### Rows
-*-
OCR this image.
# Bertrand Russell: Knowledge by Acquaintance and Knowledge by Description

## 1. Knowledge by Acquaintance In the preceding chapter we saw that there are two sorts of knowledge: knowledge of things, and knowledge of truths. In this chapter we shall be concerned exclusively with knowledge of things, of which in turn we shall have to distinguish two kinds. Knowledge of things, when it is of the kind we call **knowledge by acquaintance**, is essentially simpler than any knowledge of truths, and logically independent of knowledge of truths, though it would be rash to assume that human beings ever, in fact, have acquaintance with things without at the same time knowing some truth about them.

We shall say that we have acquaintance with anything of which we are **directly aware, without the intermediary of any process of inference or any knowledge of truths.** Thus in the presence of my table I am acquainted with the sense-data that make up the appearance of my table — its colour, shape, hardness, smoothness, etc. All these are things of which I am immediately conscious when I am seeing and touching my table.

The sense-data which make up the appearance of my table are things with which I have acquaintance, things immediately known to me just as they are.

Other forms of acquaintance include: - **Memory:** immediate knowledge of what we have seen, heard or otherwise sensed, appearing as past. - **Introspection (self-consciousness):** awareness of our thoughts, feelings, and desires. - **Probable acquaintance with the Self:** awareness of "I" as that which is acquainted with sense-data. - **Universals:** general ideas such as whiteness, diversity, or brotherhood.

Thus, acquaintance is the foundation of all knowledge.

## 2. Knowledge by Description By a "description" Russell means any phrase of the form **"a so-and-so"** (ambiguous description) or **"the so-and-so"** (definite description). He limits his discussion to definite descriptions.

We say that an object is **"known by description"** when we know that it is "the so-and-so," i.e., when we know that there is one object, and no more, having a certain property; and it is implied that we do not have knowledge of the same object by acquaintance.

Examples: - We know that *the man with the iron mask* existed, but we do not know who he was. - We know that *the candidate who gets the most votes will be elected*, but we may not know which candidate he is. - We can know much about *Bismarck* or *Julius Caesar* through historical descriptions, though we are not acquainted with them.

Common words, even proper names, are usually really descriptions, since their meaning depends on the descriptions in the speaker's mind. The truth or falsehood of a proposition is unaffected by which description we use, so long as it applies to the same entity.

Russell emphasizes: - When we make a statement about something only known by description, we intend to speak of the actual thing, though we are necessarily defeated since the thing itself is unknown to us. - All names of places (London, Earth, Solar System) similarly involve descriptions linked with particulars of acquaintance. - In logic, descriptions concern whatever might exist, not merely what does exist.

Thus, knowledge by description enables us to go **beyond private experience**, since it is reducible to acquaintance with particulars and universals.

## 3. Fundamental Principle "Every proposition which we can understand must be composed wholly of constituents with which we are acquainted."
-*-
### Task instructions
Extract each record, keeping it identical to the original.

### Completed exercise
OCR this image.
# Bertrand Russell: Knowledge by Acquaintance and Knowledge by Description

## 1. Knowledge by Acquaintance In the preceding chapter we saw that there are two sorts of knowledge: knowledge of things, and knowledge of truths. In this chapter we shall be concerned exclusively with knowledge of things, of which in turn we shall have to distinguish two kinds. Knowledge of things, when it is of the kind we call **knowledge by acquaintance**, is essentially simpler than any knowledge of truths, and logically independent of knowledge of truths, though it would be rash to assume that human beings ever, in fact, have acquaintance with things without at the same time knowing some truth about them.

We shall say that we have acquaintance with anything of which we are **directly aware, without the intermediary of any process of inference or any knowledge of truths.** Thus in the presence of my table I am acquainted with the sense-data that make up the appearance of my table — its colour, shape, hardness, smoothness, etc. All these are things of which I am immediately conscious when I am seeing and touching my table.

The sense-data which make up the appearance of my table are things with which I have acquaintance, things immediately known to me just as they are.

Other forms of acquaintance include: - **Memory:** immediate knowledge of what we have seen, heard or otherwise sensed, appearing as past. - **Introspection (self-consciousness):** awareness of our thoughts, feelings, and desires. - **Probable acquaintance with the Self:** awareness of "I" as that which is acquainted with sense-data. - **Universals:** general ideas such as whiteness, diversity, or brotherhood.

Thus, acquaintance is the foundation of all knowledge.

## 2. Knowledge by Description By a "description" Russell means any phrase of the form **"a so-and-so"** (ambiguous description) or **"the so-and-so"** (definite description). He limits his discussion to definite descriptions.

We say that an object is **"known by description"** when we know that it is "the so-and-so," i.e., when we know that there is one object, and no more, having a certain property; and it is implied that we do not have knowledge of the same object by acquaintance.

Examples: - We know that *the man with the iron mask* existed, but we do not know who he was. - We know that *the candidate who gets the most votes will be elected*, but we may not know which candidate he is. - We can know much about *Bismarck* or *Julius Caesar* through historical descriptions, though we are not acquainted with them.

Common words, even proper names, are usually really descriptions, since their meaning depends on the descriptions in the speaker's mind. The truth or falsehood of a proposition is unaffected by which description we use, so long as it applies to the same entity.

Russell emphasizes: - When we make a statement about something only known by description, we intend to speak of the actual thing, though we are necessarily defeated since the thing itself is unknown to us. - All names of places (London, Earth, Solar System) similarly involve descriptions linked with particulars of acquaintance. - In logic, descriptions concern whatever might exist, not merely what does exist.

Thus, knowledge by description enables us to go **beyond private experience**, since it is reducible to acquaintance with particulars and universals.

## 3. Fundamental Principle "Every proposition which we can understand must be composed wholly of constituents with which we are acquainted."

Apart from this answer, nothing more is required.